● **Task brief**
Copy out every line of the records where the string "Kaupunkisuunnittelulautakunta" occurs.

Saved entries:
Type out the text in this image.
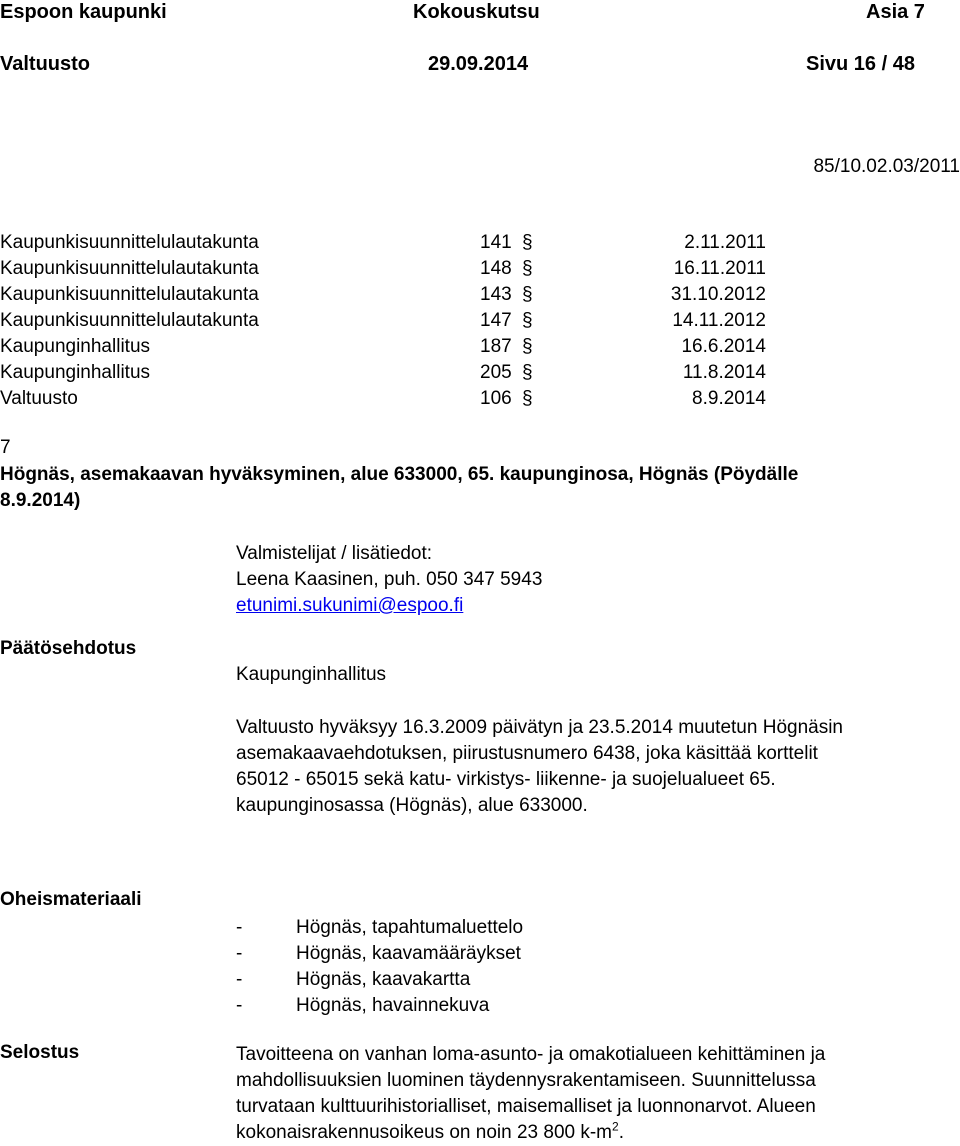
Espoon kaupunki	Kokouskutsu	Asia 7
Valtuusto	29.09.2014	Sivu 16 / 48
85/10.02.03/2011
Kaupunkisuunnittelulautakunta	141 §	2.11.2011
Kaupunkisuunnittelulautakunta	148 §	16.11.2011
Kaupunkisuunnittelulautakunta	143 §	31.10.2012
Kaupunkisuunnittelulautakunta	147 §	14.11.2012
Kaupunginhallitus	187 §	16.6.2014
Kaupunginhallitus	205 §	11.8.2014
Valtuusto	106 §	8.9.2014
7
Högnäs, asemakaavan hyväksyminen, alue 633000, 65. kaupunginosa, Högnäs (Pöydälle
8.9.2014)
Valmistelijat / lisätiedot:
Leena Kaasinen, puh. 050 347 5943
etunimi.sukunimi@espoo.fi
Päätösehdotus
Kaupunginhallitus
Valtuusto hyväksyy 16.3.2009 päivätyn ja 23.5.2014 muutetun Högnäsin
asemakaavaehdotuksen, piirustusnumero 6438, joka käsittää korttelit
65012 - 65015 sekä katu- virkistys- liikenne- ja suojelualueet 65.
kaupunginosassa (Högnäs), alue 633000.
Oheismateriaali
-	Högnäs, tapahtumaluettelo
-	Högnäs, kaavamääräykset
-	Högnäs, kaavakartta
-	Högnäs, havainnekuva
Selostus	Tavoitteena on vanhan loma-asunto- ja omakotialueen kehittäminen ja
mahdollisuuksien luominen täydennysrakentamiseen. Suunnittelussa
turvataan kulttuurihistorialliset, maisemalliset ja luonnonarvot. Alueen
kokonaisrakennusoikeus on noin 23 800 $k-m^2$.
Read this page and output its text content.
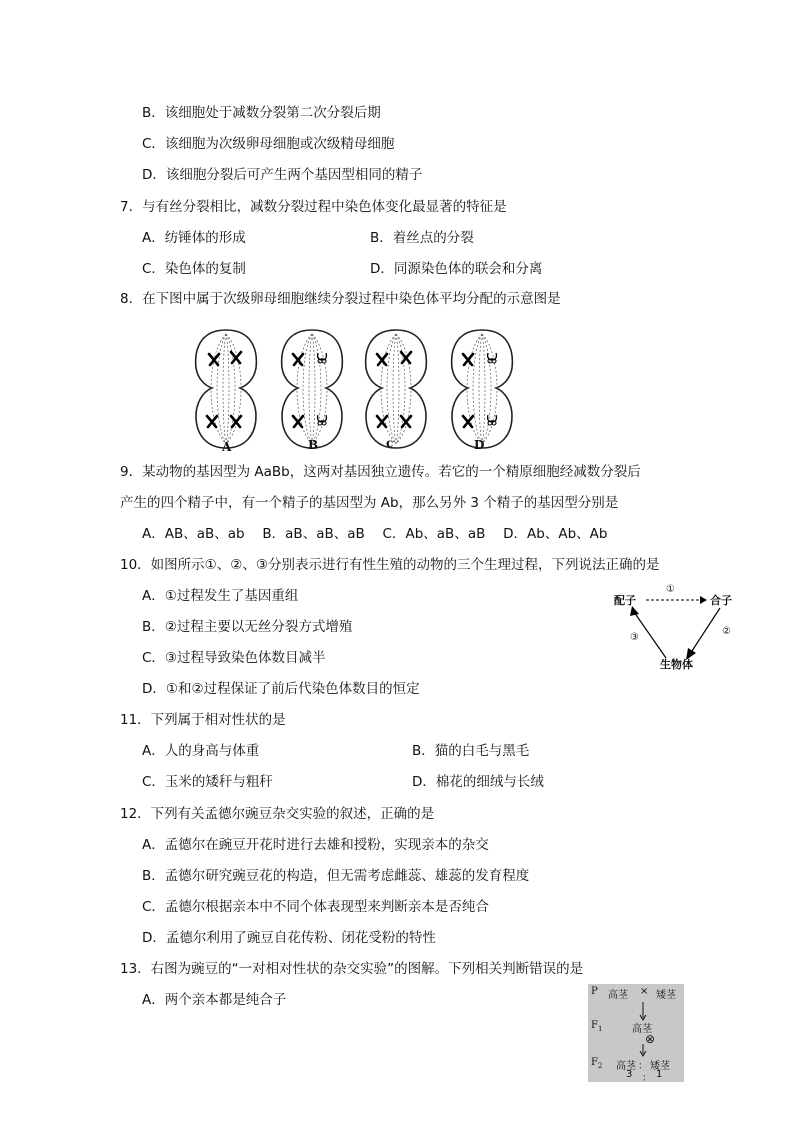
B．该细胞处于减数分裂第二次分裂后期
C．该细胞为次级卵母细胞或次级精母细胞
D．该细胞分裂后可产生两个基因型相同的精子
7．与有丝分裂相比，减数分裂过程中染色体变化最显著的特征是
A．纺锤体的形成	B．着丝点的分裂
C．染色体的复制	D．同源染色体的联会和分离
8．在下图中属于次级卵母细胞继续分裂过程中染色体平均分配的示意图是
A	B	c	D
9．某动物的基因型为 AaBb，这两对基因独立遗传。若它的一个精原细胞经减数分裂后
产生的四个精子中，有一个精子的基因型为 Ab，那么另外 3 个精子的基因型分别是
A．AB、aB、ab　 B．aB、aB、aB　 C．Ab、aB、aB　 D．Ab、Ab、Ab
10．如图所示①、②、③分别表示进行有性生殖的动物的三个生理过程，下列说法正确的是
A．①过程发生了基因重组
B．②过程主要以无丝分裂方式增殖
C．③过程导致染色体数目减半
D．①和②过程保证了前后代染色体数目的恒定
配子	合子
生物体
①
②
③
11．下列属于相对性状的是
A．人的身高与体重	B．猫的白毛与黑毛
C．玉米的矮秆与粗秆	D．棉花的细绒与长绒
12．下列有关孟德尔豌豆杂交实验的叙述，正确的是
A．孟德尔在豌豆开花时进行去雄和授粉，实现亲本的杂交
B．孟德尔研究豌豆花的构造，但无需考虑雌蕊、雄蕊的发育程度
C．孟德尔根据亲本中不同个体表现型来判断亲本是否纯合
D．孟德尔利用了豌豆自花传粉、闭花受粉的特性
13．右图为豌豆的“一对相对性状的杂交实验”的图解。下列相关判断错误的是
A．两个亲本都是纯合子
P 高茎 × 矮茎
$F_1$	高茎
⊗
$F_2$ 高茎 ： 矮茎
3 ： 1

● **Final result**
Kaupunkisuunnittelulautakunta	141 §	2.11.2011
Kaupunkisuunnittelulautakunta	148 §	16.11.2011
Kaupunkisuunnittelulautakunta	143 §	31.10.2012
Kaupunkisuunnittelulautakunta	147 §	14.11.2012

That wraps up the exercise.